## BEGIN Record extracts
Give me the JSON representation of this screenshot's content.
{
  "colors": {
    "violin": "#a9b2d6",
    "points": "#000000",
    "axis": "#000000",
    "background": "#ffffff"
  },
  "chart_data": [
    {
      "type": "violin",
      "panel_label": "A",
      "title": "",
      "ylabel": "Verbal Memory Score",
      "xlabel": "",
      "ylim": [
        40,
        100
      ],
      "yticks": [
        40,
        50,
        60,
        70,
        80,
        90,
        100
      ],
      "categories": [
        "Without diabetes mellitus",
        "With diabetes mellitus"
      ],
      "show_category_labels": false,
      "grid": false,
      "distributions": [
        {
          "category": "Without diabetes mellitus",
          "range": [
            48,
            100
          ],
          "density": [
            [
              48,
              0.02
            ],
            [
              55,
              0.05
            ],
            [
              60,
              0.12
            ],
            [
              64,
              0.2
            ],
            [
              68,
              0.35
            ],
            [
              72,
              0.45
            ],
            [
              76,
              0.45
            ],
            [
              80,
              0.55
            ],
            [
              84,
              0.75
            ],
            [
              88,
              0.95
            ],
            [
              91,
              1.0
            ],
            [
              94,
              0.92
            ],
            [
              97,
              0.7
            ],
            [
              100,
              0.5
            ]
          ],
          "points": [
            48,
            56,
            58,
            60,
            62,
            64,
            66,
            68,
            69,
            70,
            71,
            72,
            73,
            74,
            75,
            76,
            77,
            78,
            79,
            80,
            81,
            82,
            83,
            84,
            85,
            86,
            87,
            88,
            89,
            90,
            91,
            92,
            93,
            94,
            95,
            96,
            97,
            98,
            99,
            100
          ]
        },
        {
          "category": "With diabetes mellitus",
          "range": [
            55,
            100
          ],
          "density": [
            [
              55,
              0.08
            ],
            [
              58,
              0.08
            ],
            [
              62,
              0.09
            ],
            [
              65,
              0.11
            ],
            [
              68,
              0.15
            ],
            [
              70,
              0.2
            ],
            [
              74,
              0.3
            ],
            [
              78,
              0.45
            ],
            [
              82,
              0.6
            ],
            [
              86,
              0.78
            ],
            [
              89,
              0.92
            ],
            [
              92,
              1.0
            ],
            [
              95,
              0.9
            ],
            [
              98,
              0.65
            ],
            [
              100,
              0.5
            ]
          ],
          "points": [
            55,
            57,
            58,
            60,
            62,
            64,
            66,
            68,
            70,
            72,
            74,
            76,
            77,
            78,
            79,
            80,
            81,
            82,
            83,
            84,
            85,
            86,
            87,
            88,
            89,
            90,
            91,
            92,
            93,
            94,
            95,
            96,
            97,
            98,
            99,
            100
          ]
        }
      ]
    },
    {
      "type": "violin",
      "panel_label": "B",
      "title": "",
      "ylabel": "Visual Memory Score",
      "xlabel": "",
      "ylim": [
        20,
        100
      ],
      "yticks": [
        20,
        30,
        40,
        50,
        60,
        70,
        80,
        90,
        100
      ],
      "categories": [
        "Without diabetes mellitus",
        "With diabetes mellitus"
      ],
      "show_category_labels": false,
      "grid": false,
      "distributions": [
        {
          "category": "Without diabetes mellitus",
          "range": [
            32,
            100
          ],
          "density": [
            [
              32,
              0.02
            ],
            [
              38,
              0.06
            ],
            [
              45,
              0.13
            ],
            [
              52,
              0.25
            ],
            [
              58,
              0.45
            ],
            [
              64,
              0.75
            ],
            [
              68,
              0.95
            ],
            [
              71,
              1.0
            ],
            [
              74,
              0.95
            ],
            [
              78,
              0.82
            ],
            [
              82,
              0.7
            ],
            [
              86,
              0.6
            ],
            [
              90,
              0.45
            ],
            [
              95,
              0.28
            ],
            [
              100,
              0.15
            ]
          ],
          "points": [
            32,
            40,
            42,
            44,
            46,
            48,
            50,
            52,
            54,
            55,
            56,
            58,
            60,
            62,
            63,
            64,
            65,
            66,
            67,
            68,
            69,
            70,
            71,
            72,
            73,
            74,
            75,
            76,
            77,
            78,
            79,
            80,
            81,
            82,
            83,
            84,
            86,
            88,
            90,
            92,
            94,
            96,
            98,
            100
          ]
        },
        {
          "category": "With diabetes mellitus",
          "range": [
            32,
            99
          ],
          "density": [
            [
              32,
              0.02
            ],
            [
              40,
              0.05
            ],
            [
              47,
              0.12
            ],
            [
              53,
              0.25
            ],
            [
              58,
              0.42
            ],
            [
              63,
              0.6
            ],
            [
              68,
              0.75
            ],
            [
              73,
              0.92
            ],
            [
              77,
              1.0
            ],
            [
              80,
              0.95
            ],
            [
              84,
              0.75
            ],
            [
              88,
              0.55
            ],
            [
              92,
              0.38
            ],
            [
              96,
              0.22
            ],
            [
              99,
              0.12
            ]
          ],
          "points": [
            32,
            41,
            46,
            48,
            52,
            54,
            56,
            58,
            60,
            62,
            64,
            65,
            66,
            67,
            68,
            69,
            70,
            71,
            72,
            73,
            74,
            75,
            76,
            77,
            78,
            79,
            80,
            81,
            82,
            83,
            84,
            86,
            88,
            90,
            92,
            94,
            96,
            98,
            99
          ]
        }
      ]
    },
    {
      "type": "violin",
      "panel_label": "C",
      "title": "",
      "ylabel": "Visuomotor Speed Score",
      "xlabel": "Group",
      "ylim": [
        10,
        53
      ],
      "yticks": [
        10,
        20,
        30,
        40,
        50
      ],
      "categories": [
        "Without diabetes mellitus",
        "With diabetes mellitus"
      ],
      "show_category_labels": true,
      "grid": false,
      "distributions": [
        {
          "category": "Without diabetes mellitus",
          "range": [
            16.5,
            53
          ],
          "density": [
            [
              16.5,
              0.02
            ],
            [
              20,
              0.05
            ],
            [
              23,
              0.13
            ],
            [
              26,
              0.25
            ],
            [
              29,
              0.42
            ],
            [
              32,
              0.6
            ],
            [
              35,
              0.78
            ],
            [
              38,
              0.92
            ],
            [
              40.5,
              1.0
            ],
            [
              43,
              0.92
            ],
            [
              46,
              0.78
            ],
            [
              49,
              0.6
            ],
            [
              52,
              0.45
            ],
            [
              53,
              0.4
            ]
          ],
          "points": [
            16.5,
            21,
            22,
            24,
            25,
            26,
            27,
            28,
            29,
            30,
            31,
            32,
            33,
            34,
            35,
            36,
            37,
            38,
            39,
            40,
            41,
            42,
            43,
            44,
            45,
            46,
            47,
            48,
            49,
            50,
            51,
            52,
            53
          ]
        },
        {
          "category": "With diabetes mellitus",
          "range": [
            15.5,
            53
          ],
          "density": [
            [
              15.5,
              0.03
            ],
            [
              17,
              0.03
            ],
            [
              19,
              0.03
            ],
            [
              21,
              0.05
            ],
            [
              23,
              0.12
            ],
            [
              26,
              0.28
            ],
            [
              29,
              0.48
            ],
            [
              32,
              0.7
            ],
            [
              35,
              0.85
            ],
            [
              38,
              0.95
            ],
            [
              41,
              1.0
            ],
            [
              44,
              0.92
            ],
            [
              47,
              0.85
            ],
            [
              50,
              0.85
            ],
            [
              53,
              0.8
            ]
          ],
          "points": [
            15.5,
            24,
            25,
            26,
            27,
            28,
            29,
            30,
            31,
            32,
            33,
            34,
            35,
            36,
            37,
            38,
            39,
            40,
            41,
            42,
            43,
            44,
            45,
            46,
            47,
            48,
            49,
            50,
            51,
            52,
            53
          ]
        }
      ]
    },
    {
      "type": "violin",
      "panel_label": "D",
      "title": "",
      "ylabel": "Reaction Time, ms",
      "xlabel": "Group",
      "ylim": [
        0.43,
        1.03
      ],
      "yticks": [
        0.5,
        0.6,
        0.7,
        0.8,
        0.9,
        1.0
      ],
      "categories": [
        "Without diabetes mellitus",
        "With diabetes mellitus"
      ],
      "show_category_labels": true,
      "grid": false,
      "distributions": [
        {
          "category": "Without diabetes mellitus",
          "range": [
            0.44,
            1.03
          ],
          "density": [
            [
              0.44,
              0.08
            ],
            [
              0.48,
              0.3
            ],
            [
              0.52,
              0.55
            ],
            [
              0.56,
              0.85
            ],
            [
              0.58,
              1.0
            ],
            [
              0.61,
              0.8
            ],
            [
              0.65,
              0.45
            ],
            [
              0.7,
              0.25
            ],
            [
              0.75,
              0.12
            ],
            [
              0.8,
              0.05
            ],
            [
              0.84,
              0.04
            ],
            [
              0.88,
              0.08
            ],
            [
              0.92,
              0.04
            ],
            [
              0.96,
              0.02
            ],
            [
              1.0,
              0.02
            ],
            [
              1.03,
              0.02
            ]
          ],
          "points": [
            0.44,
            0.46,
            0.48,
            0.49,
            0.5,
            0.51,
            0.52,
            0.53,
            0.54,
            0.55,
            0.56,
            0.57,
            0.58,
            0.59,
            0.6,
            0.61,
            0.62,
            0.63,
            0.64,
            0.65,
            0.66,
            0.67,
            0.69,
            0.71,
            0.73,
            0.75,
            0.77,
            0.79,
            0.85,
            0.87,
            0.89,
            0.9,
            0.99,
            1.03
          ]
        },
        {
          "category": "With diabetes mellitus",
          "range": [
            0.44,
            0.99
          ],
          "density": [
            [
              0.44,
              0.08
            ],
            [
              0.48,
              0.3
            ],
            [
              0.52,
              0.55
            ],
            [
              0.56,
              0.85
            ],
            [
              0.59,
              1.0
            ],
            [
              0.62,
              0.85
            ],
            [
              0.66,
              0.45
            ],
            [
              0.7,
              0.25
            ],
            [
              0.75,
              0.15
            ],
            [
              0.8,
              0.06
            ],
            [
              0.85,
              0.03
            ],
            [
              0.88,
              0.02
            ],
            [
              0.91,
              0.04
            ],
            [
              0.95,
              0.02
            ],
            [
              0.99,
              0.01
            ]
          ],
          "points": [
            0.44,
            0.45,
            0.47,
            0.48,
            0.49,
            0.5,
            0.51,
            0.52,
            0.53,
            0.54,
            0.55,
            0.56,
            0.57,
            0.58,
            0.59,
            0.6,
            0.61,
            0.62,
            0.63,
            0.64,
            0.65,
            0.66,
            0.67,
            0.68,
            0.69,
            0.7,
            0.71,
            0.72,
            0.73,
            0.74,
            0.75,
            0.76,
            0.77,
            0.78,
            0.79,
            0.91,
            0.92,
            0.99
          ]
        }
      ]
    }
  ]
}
## END Record extracts
__Your task__: For the listing above, give the number of lines in which the string "Memory" occurs, and nothing else.

__Full response__: 2